● EXERCISE INSTRUCTIONS
Repeat every record below exactly, omitting any pictures.
_ _ _ _ _
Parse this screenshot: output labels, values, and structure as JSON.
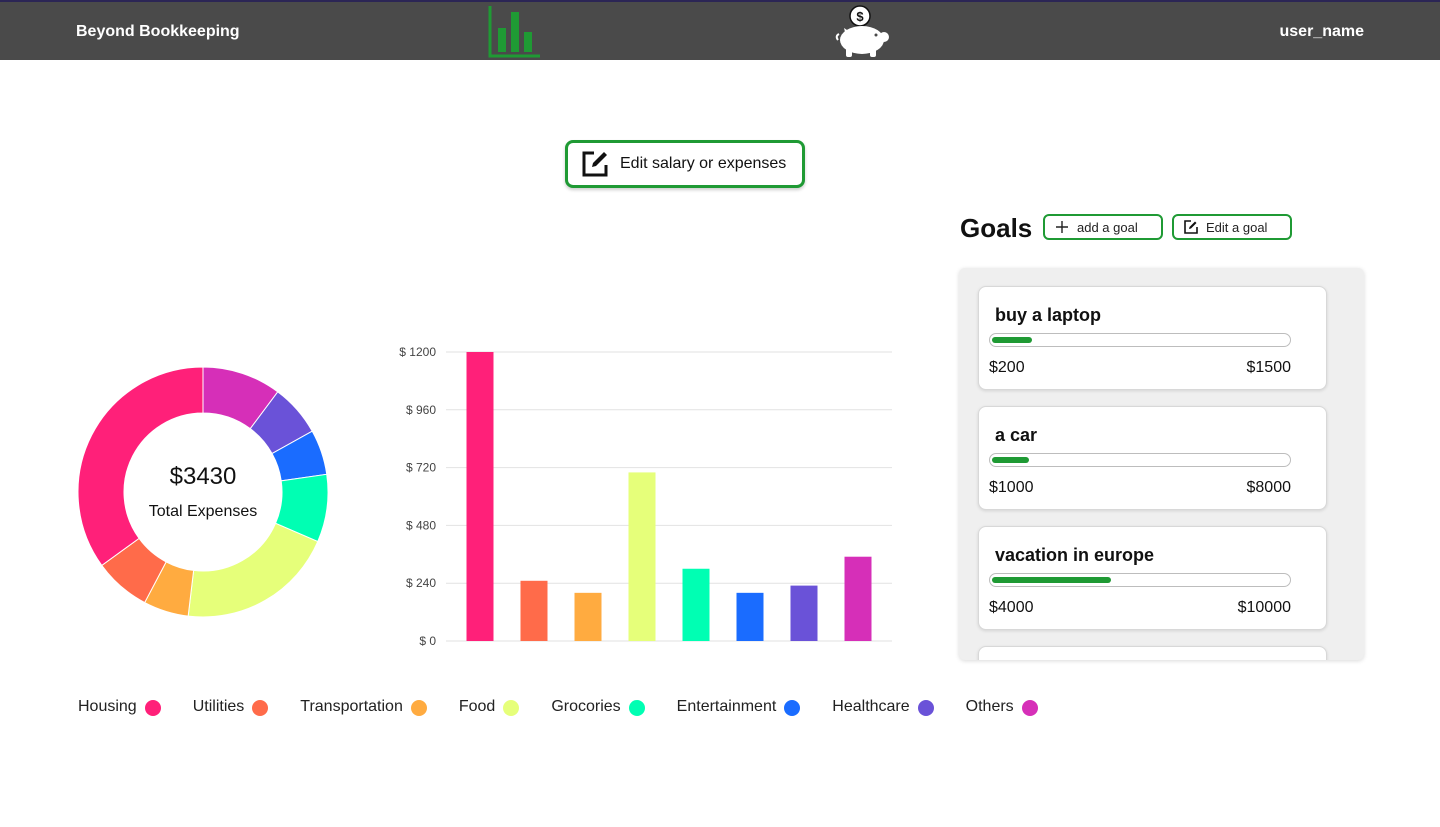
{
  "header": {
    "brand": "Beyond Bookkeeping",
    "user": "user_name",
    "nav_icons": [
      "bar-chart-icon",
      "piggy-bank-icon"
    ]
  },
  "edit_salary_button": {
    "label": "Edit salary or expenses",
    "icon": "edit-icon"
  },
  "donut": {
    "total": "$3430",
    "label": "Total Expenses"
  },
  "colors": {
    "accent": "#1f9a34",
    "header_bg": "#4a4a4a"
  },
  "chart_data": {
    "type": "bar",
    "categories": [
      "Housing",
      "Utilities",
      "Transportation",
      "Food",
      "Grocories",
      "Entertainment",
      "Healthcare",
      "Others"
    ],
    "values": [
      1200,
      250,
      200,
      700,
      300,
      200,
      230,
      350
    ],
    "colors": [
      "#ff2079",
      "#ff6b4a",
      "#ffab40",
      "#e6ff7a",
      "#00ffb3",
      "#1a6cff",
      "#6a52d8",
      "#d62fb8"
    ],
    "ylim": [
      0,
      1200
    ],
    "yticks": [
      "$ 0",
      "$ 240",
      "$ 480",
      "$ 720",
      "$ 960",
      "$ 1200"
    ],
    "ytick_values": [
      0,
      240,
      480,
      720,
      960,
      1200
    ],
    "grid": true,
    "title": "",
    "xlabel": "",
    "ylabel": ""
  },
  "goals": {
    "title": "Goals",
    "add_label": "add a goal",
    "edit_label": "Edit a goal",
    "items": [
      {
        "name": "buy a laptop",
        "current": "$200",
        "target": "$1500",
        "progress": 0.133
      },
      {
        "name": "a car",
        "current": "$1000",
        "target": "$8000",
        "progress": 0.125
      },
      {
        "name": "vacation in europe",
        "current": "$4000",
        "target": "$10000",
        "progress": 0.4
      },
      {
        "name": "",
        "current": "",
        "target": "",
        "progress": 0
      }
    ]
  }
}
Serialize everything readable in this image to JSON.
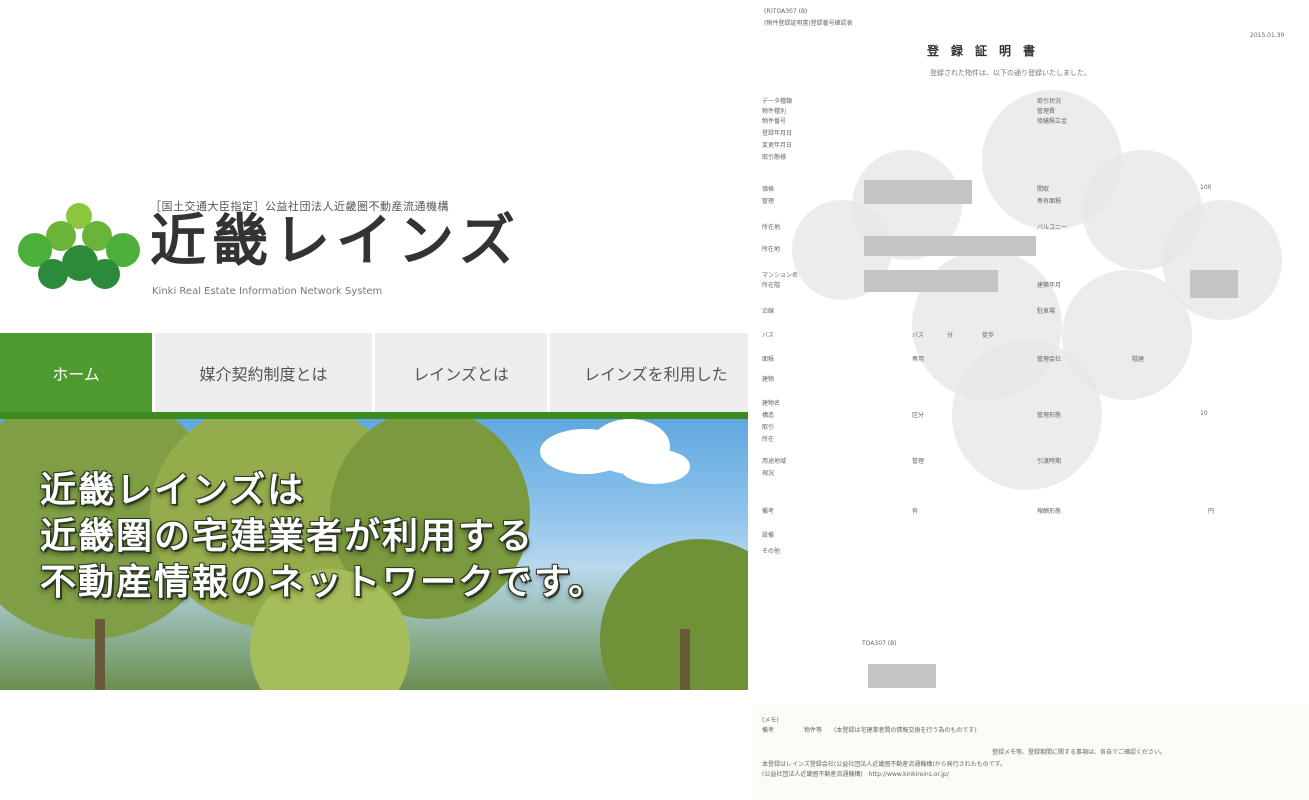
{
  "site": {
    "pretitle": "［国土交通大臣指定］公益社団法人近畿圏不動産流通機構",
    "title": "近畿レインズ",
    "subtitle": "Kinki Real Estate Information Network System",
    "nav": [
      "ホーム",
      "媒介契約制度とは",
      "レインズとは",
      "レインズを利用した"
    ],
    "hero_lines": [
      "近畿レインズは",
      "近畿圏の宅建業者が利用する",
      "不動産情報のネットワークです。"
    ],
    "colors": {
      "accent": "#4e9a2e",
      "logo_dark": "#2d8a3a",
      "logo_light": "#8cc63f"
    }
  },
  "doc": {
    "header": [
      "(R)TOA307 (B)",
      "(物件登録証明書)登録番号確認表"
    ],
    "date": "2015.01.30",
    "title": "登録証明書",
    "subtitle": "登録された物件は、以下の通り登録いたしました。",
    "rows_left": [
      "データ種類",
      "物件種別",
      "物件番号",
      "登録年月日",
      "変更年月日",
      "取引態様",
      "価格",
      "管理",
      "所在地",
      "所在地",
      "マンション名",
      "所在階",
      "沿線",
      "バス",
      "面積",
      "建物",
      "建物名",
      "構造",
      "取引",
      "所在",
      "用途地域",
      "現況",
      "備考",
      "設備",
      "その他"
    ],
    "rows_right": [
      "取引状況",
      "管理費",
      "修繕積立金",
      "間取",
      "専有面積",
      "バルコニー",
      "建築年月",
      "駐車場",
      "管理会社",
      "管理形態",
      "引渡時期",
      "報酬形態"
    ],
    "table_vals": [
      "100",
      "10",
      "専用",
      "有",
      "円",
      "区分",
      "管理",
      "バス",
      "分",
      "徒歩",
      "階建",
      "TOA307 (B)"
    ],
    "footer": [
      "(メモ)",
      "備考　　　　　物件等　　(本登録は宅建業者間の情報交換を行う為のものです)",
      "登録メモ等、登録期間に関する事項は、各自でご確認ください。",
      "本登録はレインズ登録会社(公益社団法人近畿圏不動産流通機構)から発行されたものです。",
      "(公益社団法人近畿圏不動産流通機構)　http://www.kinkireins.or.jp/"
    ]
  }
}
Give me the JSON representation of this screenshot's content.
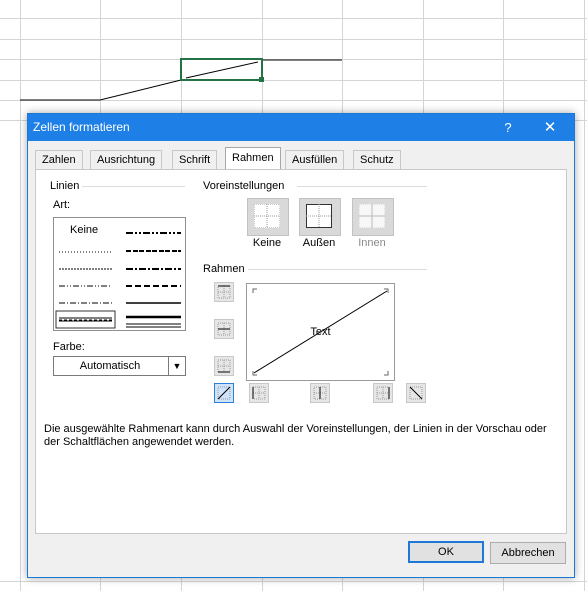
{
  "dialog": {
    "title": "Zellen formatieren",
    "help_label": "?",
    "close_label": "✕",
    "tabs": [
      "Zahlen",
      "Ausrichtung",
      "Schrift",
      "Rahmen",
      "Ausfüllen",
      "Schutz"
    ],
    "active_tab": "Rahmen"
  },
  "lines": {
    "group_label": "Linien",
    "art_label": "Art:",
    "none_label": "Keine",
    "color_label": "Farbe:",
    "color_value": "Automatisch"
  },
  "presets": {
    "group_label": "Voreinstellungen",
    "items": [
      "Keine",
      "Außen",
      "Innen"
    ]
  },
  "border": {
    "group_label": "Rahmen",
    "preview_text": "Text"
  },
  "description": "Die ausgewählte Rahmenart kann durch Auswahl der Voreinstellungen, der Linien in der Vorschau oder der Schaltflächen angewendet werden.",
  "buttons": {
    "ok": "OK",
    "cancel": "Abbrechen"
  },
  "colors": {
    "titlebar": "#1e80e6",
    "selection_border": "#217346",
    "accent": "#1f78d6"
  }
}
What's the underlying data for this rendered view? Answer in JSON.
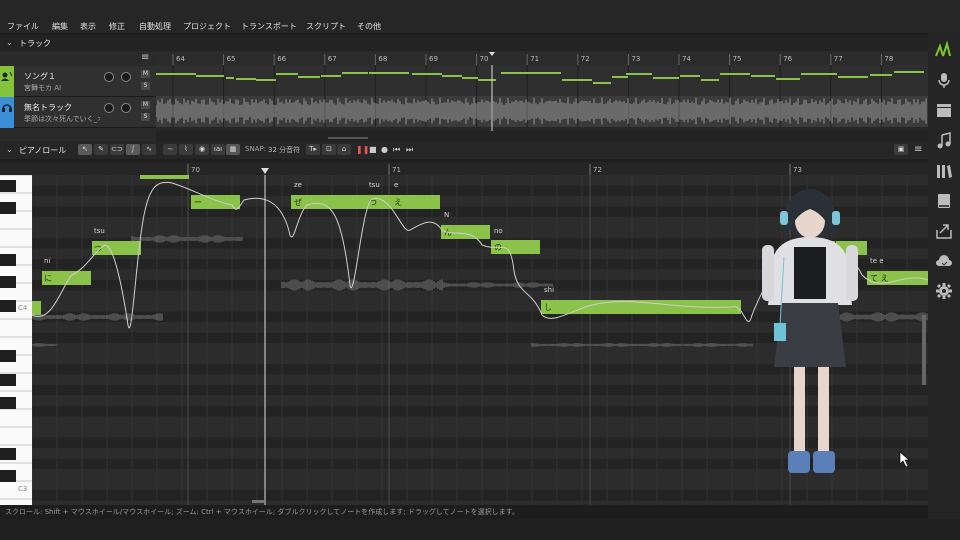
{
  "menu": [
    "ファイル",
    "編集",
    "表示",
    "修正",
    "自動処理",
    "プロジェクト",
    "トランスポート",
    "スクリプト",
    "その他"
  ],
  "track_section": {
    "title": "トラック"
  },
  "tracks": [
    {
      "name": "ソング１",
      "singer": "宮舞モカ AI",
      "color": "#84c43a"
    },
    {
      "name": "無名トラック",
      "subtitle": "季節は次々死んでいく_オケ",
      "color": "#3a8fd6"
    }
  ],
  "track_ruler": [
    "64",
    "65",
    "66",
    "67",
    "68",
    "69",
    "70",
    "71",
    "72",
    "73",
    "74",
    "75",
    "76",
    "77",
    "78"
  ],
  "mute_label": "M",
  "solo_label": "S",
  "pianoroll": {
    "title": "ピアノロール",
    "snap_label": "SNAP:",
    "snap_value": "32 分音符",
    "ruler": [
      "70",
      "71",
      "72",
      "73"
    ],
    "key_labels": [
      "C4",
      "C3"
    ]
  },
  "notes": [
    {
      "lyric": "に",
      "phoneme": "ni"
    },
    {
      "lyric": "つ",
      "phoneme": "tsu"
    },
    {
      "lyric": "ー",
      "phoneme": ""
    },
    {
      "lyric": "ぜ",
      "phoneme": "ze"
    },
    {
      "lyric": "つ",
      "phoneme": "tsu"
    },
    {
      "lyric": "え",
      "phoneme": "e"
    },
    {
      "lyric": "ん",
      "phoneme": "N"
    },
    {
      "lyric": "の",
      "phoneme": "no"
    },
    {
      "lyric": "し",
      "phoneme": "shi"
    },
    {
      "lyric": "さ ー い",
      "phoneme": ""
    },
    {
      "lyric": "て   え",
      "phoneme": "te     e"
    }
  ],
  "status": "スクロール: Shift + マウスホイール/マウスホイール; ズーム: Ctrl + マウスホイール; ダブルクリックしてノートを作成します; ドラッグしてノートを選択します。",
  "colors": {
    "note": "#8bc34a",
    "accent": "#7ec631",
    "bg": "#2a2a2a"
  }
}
_ _ _ _ _
● RESULT OF THIS EXERCISE
Parse this screenshot: output labels, values, and structure as JSON.
{
  "header": {
    "brand": "Beyond Bookkeeping",
    "user": "user_name",
    "nav_icons": [
      "bar-chart-icon",
      "piggy-bank-icon"
    ]
  },
  "edit_salary_button": {
    "label": "Edit salary or expenses",
    "icon": "edit-icon"
  },
  "donut": {
    "total": "$3430",
    "label": "Total Expenses"
  },
  "colors": {
    "accent": "#1f9a34",
    "header_bg": "#4a4a4a"
  },
  "chart_data": {
    "type": "bar",
    "categories": [
      "Housing",
      "Utilities",
      "Transportation",
      "Food",
      "Grocories",
      "Entertainment",
      "Healthcare",
      "Others"
    ],
    "values": [
      1200,
      250,
      200,
      700,
      300,
      200,
      230,
      350
    ],
    "colors": [
      "#ff2079",
      "#ff6b4a",
      "#ffab40",
      "#e6ff7a",
      "#00ffb3",
      "#1a6cff",
      "#6a52d8",
      "#d62fb8"
    ],
    "ylim": [
      0,
      1200
    ],
    "yticks": [
      "$ 0",
      "$ 240",
      "$ 480",
      "$ 720",
      "$ 960",
      "$ 1200"
    ],
    "ytick_values": [
      0,
      240,
      480,
      720,
      960,
      1200
    ],
    "grid": true,
    "title": "",
    "xlabel": "",
    "ylabel": ""
  },
  "goals": {
    "title": "Goals",
    "add_label": "add a goal",
    "edit_label": "Edit a goal",
    "items": [
      {
        "name": "buy a laptop",
        "current": "$200",
        "target": "$1500",
        "progress": 0.133
      },
      {
        "name": "a car",
        "current": "$1000",
        "target": "$8000",
        "progress": 0.125
      },
      {
        "name": "vacation in europe",
        "current": "$4000",
        "target": "$10000",
        "progress": 0.4
      },
      {
        "name": "",
        "current": "",
        "target": "",
        "progress": 0
      }
    ]
  }
}
Serialize everything readable in this image to JSON.
{
  "site": {
    "pretitle": "［国土交通大臣指定］公益社団法人近畿圏不動産流通機構",
    "title": "近畿レインズ",
    "subtitle": "Kinki Real Estate Information Network System",
    "nav": [
      "ホーム",
      "媒介契約制度とは",
      "レインズとは",
      "レインズを利用した"
    ],
    "hero_lines": [
      "近畿レインズは",
      "近畿圏の宅建業者が利用する",
      "不動産情報のネットワークです。"
    ],
    "colors": {
      "accent": "#4e9a2e",
      "logo_dark": "#2d8a3a",
      "logo_light": "#8cc63f"
    }
  },
  "doc": {
    "header": [
      "(R)TOA307 (B)",
      "(物件登録証明書)登録番号確認表"
    ],
    "date": "2015.01.30",
    "title": "登録証明書",
    "subtitle": "登録された物件は、以下の通り登録いたしました。",
    "rows_left": [
      "データ種類",
      "物件種別",
      "物件番号",
      "登録年月日",
      "変更年月日",
      "取引態様",
      "価格",
      "管理",
      "所在地",
      "所在地",
      "マンション名",
      "所在階",
      "沿線",
      "バス",
      "面積",
      "建物",
      "建物名",
      "構造",
      "取引",
      "所在",
      "用途地域",
      "現況",
      "備考",
      "設備",
      "その他"
    ],
    "rows_right": [
      "取引状況",
      "管理費",
      "修繕積立金",
      "間取",
      "専有面積",
      "バルコニー",
      "建築年月",
      "駐車場",
      "管理会社",
      "管理形態",
      "引渡時期",
      "報酬形態"
    ],
    "table_vals": [
      "100",
      "10",
      "専用",
      "有",
      "円",
      "区分",
      "管理",
      "バス",
      "分",
      "徒歩",
      "階建",
      "TOA307 (B)"
    ],
    "footer": [
      "(メモ)",
      "備考　　　　　物件等　　(本登録は宅建業者間の情報交換を行う為のものです)",
      "登録メモ等、登録期間に関する事項は、各自でご確認ください。",
      "本登録はレインズ登録会社(公益社団法人近畿圏不動産流通機構)から発行されたものです。",
      "(公益社団法人近畿圏不動産流通機構)　http://www.kinkireins.or.jp/"
    ]
  }
}
Give me the JSON representation of this screenshot's content.
{
  "dialog": {
    "title": "Zellen formatieren",
    "help_label": "?",
    "close_label": "✕",
    "tabs": [
      "Zahlen",
      "Ausrichtung",
      "Schrift",
      "Rahmen",
      "Ausfüllen",
      "Schutz"
    ],
    "active_tab": "Rahmen"
  },
  "lines": {
    "group_label": "Linien",
    "art_label": "Art:",
    "none_label": "Keine",
    "color_label": "Farbe:",
    "color_value": "Automatisch"
  },
  "presets": {
    "group_label": "Voreinstellungen",
    "items": [
      "Keine",
      "Außen",
      "Innen"
    ]
  },
  "border": {
    "group_label": "Rahmen",
    "preview_text": "Text"
  },
  "description": "Die ausgewählte Rahmenart kann durch Auswahl der Voreinstellungen, der Linien in der Vorschau oder der Schaltflächen angewendet werden.",
  "buttons": {
    "ok": "OK",
    "cancel": "Abbrechen"
  },
  "colors": {
    "titlebar": "#1e80e6",
    "selection_border": "#217346",
    "accent": "#1f78d6"
  }
}
What's the underlying data for this rendered view? Answer in JSON.
{
  "menu": [
    "ファイル",
    "編集",
    "表示",
    "修正",
    "自動処理",
    "プロジェクト",
    "トランスポート",
    "スクリプト",
    "その他"
  ],
  "track_section": {
    "title": "トラック"
  },
  "tracks": [
    {
      "name": "ソング１",
      "singer": "宮舞モカ AI",
      "color": "#84c43a"
    },
    {
      "name": "無名トラック",
      "subtitle": "季節は次々死んでいく_オケ",
      "color": "#3a8fd6"
    }
  ],
  "track_ruler": [
    "64",
    "65",
    "66",
    "67",
    "68",
    "69",
    "70",
    "71",
    "72",
    "73",
    "74",
    "75",
    "76",
    "77",
    "78"
  ],
  "mute_label": "M",
  "solo_label": "S",
  "pianoroll": {
    "title": "ピアノロール",
    "snap_label": "SNAP:",
    "snap_value": "32 分音符",
    "ruler": [
      "70",
      "71",
      "72",
      "73"
    ],
    "key_labels": [
      "C4",
      "C3"
    ]
  },
  "notes": [
    {
      "lyric": "に",
      "phoneme": "ni"
    },
    {
      "lyric": "つ",
      "phoneme": "tsu"
    },
    {
      "lyric": "ー",
      "phoneme": ""
    },
    {
      "lyric": "ぜ",
      "phoneme": "ze"
    },
    {
      "lyric": "つ",
      "phoneme": "tsu"
    },
    {
      "lyric": "え",
      "phoneme": "e"
    },
    {
      "lyric": "ん",
      "phoneme": "N"
    },
    {
      "lyric": "の",
      "phoneme": "no"
    },
    {
      "lyric": "し",
      "phoneme": "shi"
    },
    {
      "lyric": "さ ー い",
      "phoneme": ""
    },
    {
      "lyric": "て   え",
      "phoneme": "te     e"
    }
  ],
  "status": "スクロール: Shift + マウスホイール/マウスホイール; ズーム: Ctrl + マウスホイール; ダブルクリックしてノートを作成します; ドラッグしてノートを選択します。",
  "colors": {
    "note": "#8bc34a",
    "accent": "#7ec631",
    "bg": "#2a2a2a"
  }
}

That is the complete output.